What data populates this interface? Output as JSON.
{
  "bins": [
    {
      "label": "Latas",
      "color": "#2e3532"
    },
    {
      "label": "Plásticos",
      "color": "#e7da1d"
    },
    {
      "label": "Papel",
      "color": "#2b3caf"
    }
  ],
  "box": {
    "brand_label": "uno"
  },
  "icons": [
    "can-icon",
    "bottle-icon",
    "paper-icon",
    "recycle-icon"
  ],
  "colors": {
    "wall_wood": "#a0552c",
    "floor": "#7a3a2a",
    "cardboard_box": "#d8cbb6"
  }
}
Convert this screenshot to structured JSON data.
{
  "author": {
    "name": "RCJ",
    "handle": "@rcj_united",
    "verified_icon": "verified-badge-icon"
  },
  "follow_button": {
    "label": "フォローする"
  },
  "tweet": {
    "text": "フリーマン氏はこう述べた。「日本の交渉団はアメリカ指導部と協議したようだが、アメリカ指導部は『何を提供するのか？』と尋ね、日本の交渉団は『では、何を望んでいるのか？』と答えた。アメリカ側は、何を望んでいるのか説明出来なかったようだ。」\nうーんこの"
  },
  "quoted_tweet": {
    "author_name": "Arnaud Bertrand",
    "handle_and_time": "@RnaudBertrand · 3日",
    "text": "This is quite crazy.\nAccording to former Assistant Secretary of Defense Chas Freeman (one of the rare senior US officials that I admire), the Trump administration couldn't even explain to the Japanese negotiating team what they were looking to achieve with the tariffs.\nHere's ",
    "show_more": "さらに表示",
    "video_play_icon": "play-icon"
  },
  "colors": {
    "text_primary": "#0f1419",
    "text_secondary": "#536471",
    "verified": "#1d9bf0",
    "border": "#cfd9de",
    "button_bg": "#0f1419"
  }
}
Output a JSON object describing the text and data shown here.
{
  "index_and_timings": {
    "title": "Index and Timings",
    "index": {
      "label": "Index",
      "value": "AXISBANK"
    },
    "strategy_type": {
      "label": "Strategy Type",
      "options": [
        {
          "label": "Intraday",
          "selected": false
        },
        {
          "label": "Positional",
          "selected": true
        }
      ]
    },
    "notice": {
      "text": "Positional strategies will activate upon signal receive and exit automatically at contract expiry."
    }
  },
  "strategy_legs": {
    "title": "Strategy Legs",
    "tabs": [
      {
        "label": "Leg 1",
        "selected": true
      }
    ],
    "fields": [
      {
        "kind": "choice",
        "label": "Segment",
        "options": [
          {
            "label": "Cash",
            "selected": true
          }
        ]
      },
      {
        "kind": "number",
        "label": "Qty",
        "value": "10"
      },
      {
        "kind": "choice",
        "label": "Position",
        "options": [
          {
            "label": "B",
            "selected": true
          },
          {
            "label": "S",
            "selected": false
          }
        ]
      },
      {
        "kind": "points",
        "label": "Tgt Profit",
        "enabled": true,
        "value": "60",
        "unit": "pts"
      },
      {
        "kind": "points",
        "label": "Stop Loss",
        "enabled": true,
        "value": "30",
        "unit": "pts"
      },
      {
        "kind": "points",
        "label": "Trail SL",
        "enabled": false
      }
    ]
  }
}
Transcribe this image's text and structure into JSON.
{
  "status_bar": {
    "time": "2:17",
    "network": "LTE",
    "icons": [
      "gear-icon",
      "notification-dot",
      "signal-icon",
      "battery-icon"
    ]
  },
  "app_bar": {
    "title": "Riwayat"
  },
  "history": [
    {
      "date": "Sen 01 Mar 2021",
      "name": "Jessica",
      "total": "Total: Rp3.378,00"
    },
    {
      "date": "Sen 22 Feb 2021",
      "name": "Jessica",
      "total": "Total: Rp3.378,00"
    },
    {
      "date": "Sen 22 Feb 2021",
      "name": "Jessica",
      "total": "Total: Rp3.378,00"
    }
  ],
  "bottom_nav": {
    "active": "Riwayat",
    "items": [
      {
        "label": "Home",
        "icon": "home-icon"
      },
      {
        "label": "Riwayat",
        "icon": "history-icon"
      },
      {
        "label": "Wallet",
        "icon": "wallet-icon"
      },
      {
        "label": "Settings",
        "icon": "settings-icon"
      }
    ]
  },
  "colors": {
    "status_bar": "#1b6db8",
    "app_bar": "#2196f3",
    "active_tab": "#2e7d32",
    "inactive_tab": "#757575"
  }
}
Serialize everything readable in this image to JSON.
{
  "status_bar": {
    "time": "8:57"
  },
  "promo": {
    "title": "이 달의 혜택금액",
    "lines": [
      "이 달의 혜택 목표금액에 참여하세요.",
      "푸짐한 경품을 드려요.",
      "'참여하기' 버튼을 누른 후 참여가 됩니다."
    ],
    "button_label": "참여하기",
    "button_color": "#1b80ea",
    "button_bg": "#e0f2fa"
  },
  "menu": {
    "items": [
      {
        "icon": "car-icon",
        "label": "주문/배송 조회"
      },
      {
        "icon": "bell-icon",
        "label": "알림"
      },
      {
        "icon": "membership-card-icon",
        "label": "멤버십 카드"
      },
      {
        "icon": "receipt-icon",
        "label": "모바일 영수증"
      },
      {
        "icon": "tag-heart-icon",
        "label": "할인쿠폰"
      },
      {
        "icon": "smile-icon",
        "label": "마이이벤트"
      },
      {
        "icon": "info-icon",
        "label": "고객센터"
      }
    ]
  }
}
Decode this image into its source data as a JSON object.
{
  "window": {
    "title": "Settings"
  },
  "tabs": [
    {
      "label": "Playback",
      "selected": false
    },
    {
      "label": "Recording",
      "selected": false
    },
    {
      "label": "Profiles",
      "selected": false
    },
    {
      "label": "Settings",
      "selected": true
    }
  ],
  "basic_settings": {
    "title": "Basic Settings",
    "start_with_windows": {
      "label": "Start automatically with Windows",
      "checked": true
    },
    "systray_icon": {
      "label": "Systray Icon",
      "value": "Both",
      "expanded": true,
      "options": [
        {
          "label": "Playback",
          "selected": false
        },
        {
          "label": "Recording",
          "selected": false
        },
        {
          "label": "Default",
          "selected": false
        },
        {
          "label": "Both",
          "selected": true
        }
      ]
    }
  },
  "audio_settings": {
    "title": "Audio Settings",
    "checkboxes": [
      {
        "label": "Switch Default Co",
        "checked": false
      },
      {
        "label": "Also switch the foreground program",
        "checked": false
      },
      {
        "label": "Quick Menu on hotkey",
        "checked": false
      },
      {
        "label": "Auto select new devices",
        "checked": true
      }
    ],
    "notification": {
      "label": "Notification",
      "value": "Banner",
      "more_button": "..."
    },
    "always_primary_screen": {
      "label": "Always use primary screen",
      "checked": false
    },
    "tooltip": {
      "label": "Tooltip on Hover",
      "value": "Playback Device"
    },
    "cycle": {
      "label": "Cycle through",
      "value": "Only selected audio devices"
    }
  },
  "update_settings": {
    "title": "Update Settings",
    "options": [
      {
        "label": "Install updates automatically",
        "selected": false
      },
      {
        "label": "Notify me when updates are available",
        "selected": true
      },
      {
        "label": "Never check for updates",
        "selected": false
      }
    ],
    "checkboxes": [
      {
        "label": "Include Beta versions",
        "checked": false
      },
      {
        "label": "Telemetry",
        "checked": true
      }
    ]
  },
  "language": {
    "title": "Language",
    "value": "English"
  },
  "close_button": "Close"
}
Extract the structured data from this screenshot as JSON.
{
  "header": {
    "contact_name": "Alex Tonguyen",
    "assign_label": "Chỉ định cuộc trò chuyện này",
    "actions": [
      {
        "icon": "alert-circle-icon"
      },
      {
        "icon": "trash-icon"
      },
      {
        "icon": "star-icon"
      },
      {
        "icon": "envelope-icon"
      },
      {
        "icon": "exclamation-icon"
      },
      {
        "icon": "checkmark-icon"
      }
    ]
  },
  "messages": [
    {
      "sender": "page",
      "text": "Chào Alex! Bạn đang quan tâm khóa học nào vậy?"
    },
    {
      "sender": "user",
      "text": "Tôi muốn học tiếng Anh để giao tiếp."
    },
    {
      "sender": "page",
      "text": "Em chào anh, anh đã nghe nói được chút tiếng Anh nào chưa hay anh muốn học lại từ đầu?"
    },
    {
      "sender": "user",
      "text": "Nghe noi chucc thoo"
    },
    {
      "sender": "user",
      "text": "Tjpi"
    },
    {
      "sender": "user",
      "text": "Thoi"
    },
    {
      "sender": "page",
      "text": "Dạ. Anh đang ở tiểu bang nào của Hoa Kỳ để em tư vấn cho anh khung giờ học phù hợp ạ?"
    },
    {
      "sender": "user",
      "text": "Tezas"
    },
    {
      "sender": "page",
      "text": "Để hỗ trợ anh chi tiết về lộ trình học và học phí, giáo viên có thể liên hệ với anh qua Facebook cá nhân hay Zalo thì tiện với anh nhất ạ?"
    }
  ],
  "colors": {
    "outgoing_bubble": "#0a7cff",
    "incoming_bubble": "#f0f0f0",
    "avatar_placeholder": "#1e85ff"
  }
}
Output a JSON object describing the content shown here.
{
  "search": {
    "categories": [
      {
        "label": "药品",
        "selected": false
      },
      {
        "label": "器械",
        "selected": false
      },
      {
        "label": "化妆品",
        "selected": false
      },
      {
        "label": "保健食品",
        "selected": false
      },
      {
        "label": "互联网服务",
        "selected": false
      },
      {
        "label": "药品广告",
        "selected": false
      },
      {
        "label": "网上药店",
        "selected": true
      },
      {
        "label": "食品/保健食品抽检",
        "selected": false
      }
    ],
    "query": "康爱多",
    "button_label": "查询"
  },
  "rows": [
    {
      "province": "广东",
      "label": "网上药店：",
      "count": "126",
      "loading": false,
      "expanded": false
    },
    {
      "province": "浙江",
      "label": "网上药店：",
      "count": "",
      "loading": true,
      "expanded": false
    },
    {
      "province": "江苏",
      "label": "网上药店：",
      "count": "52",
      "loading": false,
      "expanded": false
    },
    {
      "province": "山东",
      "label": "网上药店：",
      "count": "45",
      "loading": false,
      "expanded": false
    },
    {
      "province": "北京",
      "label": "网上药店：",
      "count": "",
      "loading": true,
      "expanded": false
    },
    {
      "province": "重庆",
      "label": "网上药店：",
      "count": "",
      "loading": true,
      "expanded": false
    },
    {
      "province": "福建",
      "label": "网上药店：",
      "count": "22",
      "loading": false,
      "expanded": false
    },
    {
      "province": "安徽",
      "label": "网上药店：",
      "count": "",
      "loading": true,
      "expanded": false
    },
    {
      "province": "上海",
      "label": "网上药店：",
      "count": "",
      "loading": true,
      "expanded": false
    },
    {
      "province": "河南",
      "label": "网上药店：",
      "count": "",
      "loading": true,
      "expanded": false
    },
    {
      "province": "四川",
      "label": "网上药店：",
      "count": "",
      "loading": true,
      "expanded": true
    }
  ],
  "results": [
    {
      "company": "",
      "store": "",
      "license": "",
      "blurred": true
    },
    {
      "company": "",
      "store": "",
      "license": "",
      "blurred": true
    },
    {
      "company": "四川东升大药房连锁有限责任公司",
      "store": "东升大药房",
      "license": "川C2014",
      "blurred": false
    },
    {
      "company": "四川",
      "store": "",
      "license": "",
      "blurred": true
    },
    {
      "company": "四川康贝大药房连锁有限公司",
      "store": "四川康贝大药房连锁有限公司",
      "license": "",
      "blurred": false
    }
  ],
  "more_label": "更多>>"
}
# # # #
Stated problem: Find each line holding "into". Copy it out.

Result below:
Transcribe this image's text and structure into JSON.
Decode this image into its source data as a JSON object.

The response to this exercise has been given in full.